- What is expected:
Copy each line that contains the word "live".

- Listing:
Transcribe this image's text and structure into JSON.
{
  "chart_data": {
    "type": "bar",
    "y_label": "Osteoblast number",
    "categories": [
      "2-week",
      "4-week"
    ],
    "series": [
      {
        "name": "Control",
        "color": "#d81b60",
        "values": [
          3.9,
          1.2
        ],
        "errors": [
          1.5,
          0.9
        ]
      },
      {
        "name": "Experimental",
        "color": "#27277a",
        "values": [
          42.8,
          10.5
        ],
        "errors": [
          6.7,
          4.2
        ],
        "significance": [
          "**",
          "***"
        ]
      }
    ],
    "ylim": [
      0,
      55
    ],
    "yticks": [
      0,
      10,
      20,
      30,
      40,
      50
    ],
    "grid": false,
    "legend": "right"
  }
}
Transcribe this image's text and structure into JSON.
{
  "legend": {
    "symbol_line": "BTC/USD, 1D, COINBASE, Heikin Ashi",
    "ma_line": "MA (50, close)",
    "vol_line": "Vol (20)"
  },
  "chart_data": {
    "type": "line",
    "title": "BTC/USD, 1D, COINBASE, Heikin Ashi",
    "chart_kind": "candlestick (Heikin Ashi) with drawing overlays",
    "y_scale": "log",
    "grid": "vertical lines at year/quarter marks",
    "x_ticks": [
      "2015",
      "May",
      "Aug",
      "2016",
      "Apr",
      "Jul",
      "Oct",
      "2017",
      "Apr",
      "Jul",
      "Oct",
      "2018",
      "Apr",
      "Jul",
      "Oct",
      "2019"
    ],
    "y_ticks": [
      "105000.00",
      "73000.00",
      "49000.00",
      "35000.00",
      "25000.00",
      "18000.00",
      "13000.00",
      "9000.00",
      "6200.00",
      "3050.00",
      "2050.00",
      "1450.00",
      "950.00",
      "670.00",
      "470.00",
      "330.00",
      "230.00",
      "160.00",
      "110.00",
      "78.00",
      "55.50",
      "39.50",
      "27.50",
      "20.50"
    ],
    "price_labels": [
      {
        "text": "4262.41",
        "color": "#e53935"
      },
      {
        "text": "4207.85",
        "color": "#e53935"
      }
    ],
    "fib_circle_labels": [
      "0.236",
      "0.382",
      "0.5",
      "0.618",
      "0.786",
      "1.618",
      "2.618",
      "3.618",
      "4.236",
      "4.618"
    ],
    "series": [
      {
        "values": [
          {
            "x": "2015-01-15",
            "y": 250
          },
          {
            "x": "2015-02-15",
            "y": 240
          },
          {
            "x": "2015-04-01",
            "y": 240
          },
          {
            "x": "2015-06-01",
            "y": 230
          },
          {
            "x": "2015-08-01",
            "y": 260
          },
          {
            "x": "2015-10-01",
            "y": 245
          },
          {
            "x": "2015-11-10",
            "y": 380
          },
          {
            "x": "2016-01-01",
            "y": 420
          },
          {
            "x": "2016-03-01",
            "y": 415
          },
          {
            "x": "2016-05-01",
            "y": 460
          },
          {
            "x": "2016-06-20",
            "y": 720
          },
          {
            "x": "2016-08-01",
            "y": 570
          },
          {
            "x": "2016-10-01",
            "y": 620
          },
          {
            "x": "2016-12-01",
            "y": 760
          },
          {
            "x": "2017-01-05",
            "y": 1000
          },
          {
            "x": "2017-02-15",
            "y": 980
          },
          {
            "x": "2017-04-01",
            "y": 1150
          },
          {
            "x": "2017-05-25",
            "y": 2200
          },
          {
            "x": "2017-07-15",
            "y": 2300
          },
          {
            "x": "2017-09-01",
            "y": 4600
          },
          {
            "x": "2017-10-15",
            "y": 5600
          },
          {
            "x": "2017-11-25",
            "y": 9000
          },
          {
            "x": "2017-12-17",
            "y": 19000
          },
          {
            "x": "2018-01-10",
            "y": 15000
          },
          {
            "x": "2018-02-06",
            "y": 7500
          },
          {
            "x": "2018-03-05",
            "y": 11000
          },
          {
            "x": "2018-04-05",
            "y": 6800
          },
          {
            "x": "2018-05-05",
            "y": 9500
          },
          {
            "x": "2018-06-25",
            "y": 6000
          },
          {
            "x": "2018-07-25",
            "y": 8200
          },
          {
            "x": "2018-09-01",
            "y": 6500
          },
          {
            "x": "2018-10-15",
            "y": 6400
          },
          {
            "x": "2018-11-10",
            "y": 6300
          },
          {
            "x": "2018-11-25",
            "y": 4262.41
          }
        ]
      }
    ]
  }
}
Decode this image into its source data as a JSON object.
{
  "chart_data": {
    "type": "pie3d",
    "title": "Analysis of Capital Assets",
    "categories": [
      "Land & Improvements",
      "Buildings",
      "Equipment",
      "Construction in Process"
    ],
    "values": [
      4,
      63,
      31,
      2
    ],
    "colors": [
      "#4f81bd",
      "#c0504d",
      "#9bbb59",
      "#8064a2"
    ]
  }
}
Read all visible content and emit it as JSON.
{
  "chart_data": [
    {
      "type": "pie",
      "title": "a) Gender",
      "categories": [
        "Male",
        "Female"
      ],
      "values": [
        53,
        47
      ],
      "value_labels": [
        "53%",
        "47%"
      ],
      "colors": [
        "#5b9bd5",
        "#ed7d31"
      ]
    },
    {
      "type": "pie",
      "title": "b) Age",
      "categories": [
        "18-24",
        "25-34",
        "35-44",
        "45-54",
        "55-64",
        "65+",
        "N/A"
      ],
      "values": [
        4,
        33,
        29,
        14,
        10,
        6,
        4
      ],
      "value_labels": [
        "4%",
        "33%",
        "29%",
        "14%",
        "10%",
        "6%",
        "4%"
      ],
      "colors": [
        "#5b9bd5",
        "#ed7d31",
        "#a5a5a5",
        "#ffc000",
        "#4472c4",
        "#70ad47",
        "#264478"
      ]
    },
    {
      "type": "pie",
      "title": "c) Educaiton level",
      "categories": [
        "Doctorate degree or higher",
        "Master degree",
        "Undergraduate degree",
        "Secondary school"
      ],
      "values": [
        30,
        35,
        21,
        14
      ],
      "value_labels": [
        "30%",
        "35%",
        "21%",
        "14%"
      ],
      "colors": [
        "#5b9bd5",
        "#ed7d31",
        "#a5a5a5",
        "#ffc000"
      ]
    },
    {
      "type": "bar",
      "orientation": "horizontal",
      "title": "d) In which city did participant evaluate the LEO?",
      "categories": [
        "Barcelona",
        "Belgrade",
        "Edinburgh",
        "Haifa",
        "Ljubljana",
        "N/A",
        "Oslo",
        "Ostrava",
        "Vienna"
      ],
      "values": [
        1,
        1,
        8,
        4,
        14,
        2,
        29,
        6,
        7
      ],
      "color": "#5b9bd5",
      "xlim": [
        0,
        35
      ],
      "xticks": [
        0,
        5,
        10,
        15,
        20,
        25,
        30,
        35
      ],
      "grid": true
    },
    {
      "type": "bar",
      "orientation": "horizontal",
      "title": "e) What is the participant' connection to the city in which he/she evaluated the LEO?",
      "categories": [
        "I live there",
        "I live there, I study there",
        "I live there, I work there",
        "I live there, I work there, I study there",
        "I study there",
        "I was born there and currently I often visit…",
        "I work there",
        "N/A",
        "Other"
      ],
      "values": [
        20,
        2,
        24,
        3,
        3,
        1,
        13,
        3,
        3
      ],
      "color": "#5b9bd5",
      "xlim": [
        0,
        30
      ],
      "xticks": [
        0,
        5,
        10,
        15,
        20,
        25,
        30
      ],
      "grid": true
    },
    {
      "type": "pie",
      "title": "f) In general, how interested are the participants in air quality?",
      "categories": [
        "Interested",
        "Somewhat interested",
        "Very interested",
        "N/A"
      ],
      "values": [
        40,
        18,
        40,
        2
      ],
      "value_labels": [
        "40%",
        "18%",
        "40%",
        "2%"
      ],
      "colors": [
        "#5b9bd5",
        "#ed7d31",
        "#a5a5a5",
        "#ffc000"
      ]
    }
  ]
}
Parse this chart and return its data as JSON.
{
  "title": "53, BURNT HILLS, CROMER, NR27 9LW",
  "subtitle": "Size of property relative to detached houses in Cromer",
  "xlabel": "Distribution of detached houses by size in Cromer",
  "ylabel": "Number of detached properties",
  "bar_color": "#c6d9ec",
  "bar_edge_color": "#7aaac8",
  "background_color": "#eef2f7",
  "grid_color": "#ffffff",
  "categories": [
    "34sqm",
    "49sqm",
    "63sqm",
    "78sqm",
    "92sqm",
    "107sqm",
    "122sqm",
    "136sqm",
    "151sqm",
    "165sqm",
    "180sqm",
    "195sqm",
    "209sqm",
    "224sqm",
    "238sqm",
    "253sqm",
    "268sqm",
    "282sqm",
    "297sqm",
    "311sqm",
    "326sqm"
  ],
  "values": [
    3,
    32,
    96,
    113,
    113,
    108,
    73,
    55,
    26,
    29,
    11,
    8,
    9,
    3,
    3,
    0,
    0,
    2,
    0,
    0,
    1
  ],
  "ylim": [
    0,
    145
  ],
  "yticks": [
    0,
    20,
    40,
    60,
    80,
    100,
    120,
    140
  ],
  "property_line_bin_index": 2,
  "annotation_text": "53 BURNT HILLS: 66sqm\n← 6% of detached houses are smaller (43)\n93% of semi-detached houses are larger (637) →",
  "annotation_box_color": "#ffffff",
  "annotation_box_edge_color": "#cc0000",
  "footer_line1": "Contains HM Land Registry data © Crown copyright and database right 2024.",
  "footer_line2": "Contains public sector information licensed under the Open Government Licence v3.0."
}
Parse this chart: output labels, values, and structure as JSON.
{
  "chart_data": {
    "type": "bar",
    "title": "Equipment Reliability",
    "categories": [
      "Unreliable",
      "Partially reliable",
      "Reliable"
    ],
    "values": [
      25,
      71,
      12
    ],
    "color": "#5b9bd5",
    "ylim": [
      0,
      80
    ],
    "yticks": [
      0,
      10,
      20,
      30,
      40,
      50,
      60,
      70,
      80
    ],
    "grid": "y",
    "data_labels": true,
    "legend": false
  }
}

- Task result:
        "I live there",
        "I live there, I study there",
        "I live there, I work there",
        "I live there, I work there, I study there",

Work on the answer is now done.